*STATED TASK*.
Transcribe all of the material exactly, except for its pictures.

------------------------------------------------

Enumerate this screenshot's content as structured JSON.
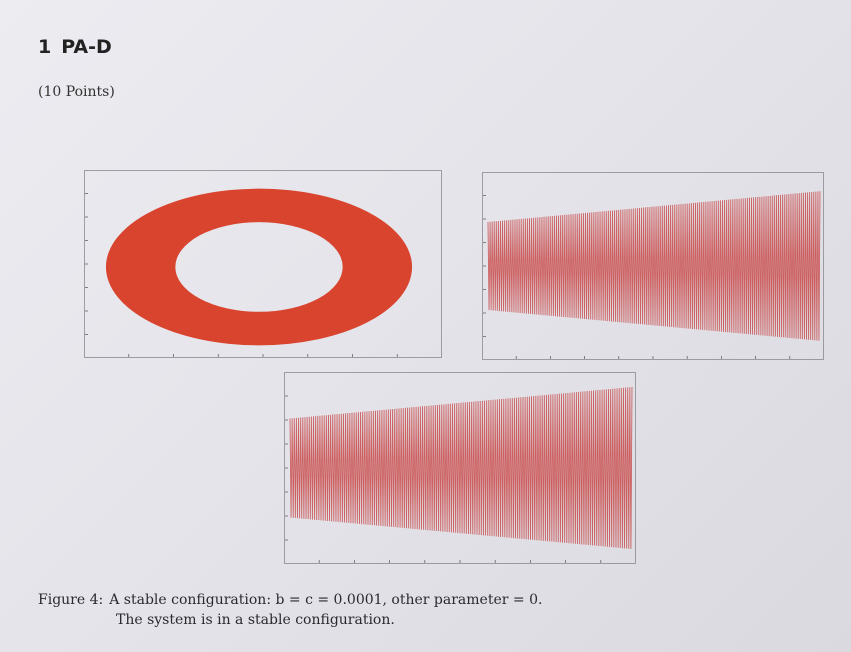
{
  "section": {
    "number": "1",
    "title": "PA-D",
    "points": "(10 Points)"
  },
  "caption": {
    "label": "Figure 4:",
    "text": "A stable configuration: b = c = 0.0001, other parameter = 0.",
    "line2": "The system is in a stable configuration."
  },
  "colors": {
    "ring": "#d9442e",
    "signal": "#c94a4a"
  },
  "chart_data": [
    {
      "type": "scatter",
      "description_shape": "ring",
      "title": "",
      "xlabel": "",
      "ylabel": "",
      "ring": {
        "outer_rx": 1.8,
        "outer_ry": 1.0,
        "inner_rx": 1.1,
        "inner_ry": 0.55
      },
      "xlim": [
        -2,
        2
      ],
      "ylim": [
        -1.5,
        1.5
      ]
    },
    {
      "type": "line",
      "title": "",
      "xlabel": "",
      "ylabel": "",
      "envelope_start": 0.5,
      "envelope_end": 0.85,
      "cycles": 160
    },
    {
      "type": "line",
      "title": "",
      "xlabel": "",
      "ylabel": "",
      "envelope_start": 0.55,
      "envelope_end": 0.9,
      "cycles": 160
    }
  ]
}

------------------------------------------------

*EXERCISE ANSWER*.
Enumerate this screenshot's content as structured JSON.
{
  "section": {
    "number": "1",
    "title": "PA-D",
    "points": "(10 Points)"
  },
  "caption": {
    "label": "Figure 4:",
    "text": "A stable configuration: b = c = 0.0001, other parameter = 0.",
    "line2": "The system is in a stable configuration."
  },
  "colors": {
    "ring": "#d9442e",
    "signal": "#c94a4a"
  },
  "chart_data": [
    {
      "type": "scatter",
      "description_shape": "ring",
      "title": "",
      "xlabel": "",
      "ylabel": "",
      "ring": {
        "outer_rx": 1.8,
        "outer_ry": 1.0,
        "inner_rx": 1.1,
        "inner_ry": 0.55
      },
      "xlim": [
        -2,
        2
      ],
      "ylim": [
        -1.5,
        1.5
      ]
    },
    {
      "type": "line",
      "title": "",
      "xlabel": "",
      "ylabel": "",
      "envelope_start": 0.5,
      "envelope_end": 0.85,
      "cycles": 160
    },
    {
      "type": "line",
      "title": "",
      "xlabel": "",
      "ylabel": "",
      "envelope_start": 0.55,
      "envelope_end": 0.9,
      "cycles": 160
    }
  ]
}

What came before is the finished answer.